Given instruction: Each record must be retyped in full. No character may differ.

(Stored records)
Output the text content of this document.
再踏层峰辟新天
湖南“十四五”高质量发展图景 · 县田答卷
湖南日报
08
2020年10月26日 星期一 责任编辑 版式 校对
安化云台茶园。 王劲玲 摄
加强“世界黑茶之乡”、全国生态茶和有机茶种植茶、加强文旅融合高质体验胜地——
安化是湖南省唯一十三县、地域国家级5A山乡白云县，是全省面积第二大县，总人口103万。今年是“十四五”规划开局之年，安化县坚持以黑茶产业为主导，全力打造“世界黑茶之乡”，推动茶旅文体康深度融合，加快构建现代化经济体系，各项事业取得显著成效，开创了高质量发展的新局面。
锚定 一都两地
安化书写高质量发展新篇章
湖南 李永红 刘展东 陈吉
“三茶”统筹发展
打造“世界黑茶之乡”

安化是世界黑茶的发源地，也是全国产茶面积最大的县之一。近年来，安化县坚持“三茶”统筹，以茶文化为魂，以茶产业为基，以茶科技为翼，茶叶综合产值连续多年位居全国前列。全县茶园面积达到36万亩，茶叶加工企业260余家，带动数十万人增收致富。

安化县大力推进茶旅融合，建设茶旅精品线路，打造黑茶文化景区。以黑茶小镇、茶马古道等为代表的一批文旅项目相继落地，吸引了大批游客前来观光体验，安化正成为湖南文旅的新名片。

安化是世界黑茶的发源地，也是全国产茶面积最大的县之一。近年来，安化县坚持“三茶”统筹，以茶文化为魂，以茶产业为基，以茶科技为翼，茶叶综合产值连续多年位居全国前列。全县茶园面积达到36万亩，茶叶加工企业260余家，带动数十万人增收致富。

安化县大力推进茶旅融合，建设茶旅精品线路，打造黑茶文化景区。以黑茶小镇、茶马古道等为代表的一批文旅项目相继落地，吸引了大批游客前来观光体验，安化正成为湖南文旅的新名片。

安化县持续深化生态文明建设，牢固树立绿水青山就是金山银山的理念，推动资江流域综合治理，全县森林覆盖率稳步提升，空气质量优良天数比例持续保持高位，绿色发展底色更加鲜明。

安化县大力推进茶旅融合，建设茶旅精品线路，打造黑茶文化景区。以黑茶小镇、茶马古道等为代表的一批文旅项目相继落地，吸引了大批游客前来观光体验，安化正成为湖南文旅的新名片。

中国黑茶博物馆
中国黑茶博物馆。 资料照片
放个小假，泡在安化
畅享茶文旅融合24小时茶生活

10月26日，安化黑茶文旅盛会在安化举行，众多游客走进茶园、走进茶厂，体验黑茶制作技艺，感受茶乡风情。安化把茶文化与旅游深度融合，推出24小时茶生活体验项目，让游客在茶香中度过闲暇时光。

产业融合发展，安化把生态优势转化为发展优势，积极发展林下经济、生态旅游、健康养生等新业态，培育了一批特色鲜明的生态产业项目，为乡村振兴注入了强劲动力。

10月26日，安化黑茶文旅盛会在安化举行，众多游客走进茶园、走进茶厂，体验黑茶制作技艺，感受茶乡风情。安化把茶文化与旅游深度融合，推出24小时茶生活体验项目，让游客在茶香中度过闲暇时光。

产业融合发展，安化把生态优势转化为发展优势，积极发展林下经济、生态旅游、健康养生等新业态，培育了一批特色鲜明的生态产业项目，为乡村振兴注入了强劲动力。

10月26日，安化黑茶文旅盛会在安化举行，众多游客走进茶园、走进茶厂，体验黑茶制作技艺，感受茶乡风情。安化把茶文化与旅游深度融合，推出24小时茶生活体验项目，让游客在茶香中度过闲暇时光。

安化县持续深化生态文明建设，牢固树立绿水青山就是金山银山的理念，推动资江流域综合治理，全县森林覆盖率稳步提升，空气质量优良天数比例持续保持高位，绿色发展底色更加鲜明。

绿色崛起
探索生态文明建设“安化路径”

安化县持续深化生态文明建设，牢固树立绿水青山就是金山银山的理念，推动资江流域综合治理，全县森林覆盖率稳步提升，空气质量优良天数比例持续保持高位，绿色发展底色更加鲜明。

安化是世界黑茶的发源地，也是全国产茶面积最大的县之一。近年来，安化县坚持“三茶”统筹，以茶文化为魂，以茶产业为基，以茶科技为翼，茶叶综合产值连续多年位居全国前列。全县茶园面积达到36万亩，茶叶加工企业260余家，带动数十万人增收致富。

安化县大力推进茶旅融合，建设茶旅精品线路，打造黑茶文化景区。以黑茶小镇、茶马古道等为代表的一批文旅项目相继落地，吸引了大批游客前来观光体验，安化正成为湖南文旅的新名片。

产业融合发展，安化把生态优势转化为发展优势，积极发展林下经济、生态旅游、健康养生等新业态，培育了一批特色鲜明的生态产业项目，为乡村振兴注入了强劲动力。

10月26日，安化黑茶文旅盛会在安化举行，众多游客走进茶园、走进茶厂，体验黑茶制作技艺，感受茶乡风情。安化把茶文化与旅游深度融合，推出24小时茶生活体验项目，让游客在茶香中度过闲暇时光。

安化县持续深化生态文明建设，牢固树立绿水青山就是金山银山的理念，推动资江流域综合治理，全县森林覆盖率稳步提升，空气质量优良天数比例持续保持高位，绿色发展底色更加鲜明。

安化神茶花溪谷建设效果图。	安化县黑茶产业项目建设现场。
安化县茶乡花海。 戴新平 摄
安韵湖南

Exercise response:
Output the text content of this document.
再踏层峰辟新天
湖南“十四五”高质量发展图景 · 县田答卷
湖南日报
08
2020年10月26日 星期一 责任编辑 版式 校对
安化云台茶园。 王劲玲 摄
加强“世界黑茶之乡”、全国生态茶和有机茶种植茶、加强文旅融合高质体验胜地——
安化是湖南省唯一十三县、地域国家级5A山乡白云县，是全省面积第二大县，总人口103万。今年是“十四五”规划开局之年，安化县坚持以黑茶产业为主导，全力打造“世界黑茶之乡”，推动茶旅文体康深度融合，加快构建现代化经济体系，各项事业取得显著成效，开创了高质量发展的新局面。
锚定 一都两地
安化书写高质量发展新篇章
湖南 李永红 刘展东 陈吉
“三茶”统筹发展
打造“世界黑茶之乡”

安化是世界黑茶的发源地，也是全国产茶面积最大的县之一。近年来，安化县坚持“三茶”统筹，以茶文化为魂，以茶产业为基，以茶科技为翼，茶叶综合产值连续多年位居全国前列。全县茶园面积达到36万亩，茶叶加工企业260余家，带动数十万人增收致富。

安化县大力推进茶旅融合，建设茶旅精品线路，打造黑茶文化景区。以黑茶小镇、茶马古道等为代表的一批文旅项目相继落地，吸引了大批游客前来观光体验，安化正成为湖南文旅的新名片。

安化是世界黑茶的发源地，也是全国产茶面积最大的县之一。近年来，安化县坚持“三茶”统筹，以茶文化为魂，以茶产业为基，以茶科技为翼，茶叶综合产值连续多年位居全国前列。全县茶园面积达到36万亩，茶叶加工企业260余家，带动数十万人增收致富。

安化县大力推进茶旅融合，建设茶旅精品线路，打造黑茶文化景区。以黑茶小镇、茶马古道等为代表的一批文旅项目相继落地，吸引了大批游客前来观光体验，安化正成为湖南文旅的新名片。

安化县持续深化生态文明建设，牢固树立绿水青山就是金山银山的理念，推动资江流域综合治理，全县森林覆盖率稳步提升，空气质量优良天数比例持续保持高位，绿色发展底色更加鲜明。

安化县大力推进茶旅融合，建设茶旅精品线路，打造黑茶文化景区。以黑茶小镇、茶马古道等为代表的一批文旅项目相继落地，吸引了大批游客前来观光体验，安化正成为湖南文旅的新名片。

中国黑茶博物馆
中国黑茶博物馆。 资料照片
放个小假，泡在安化
畅享茶文旅融合24小时茶生活

10月26日，安化黑茶文旅盛会在安化举行，众多游客走进茶园、走进茶厂，体验黑茶制作技艺，感受茶乡风情。安化把茶文化与旅游深度融合，推出24小时茶生活体验项目，让游客在茶香中度过闲暇时光。

产业融合发展，安化把生态优势转化为发展优势，积极发展林下经济、生态旅游、健康养生等新业态，培育了一批特色鲜明的生态产业项目，为乡村振兴注入了强劲动力。

10月26日，安化黑茶文旅盛会在安化举行，众多游客走进茶园、走进茶厂，体验黑茶制作技艺，感受茶乡风情。安化把茶文化与旅游深度融合，推出24小时茶生活体验项目，让游客在茶香中度过闲暇时光。

产业融合发展，安化把生态优势转化为发展优势，积极发展林下经济、生态旅游、健康养生等新业态，培育了一批特色鲜明的生态产业项目，为乡村振兴注入了强劲动力。

10月26日，安化黑茶文旅盛会在安化举行，众多游客走进茶园、走进茶厂，体验黑茶制作技艺，感受茶乡风情。安化把茶文化与旅游深度融合，推出24小时茶生活体验项目，让游客在茶香中度过闲暇时光。

安化县持续深化生态文明建设，牢固树立绿水青山就是金山银山的理念，推动资江流域综合治理，全县森林覆盖率稳步提升，空气质量优良天数比例持续保持高位，绿色发展底色更加鲜明。

绿色崛起
探索生态文明建设“安化路径”

安化县持续深化生态文明建设，牢固树立绿水青山就是金山银山的理念，推动资江流域综合治理，全县森林覆盖率稳步提升，空气质量优良天数比例持续保持高位，绿色发展底色更加鲜明。

安化是世界黑茶的发源地，也是全国产茶面积最大的县之一。近年来，安化县坚持“三茶”统筹，以茶文化为魂，以茶产业为基，以茶科技为翼，茶叶综合产值连续多年位居全国前列。全县茶园面积达到36万亩，茶叶加工企业260余家，带动数十万人增收致富。

安化县大力推进茶旅融合，建设茶旅精品线路，打造黑茶文化景区。以黑茶小镇、茶马古道等为代表的一批文旅项目相继落地，吸引了大批游客前来观光体验，安化正成为湖南文旅的新名片。

产业融合发展，安化把生态优势转化为发展优势，积极发展林下经济、生态旅游、健康养生等新业态，培育了一批特色鲜明的生态产业项目，为乡村振兴注入了强劲动力。

10月26日，安化黑茶文旅盛会在安化举行，众多游客走进茶园、走进茶厂，体验黑茶制作技艺，感受茶乡风情。安化把茶文化与旅游深度融合，推出24小时茶生活体验项目，让游客在茶香中度过闲暇时光。

安化县持续深化生态文明建设，牢固树立绿水青山就是金山银山的理念，推动资江流域综合治理，全县森林覆盖率稳步提升，空气质量优良天数比例持续保持高位，绿色发展底色更加鲜明。

安化神茶花溪谷建设效果图。	安化县黑茶产业项目建设现场。
安化县茶乡花海。 戴新平 摄
安韵湖南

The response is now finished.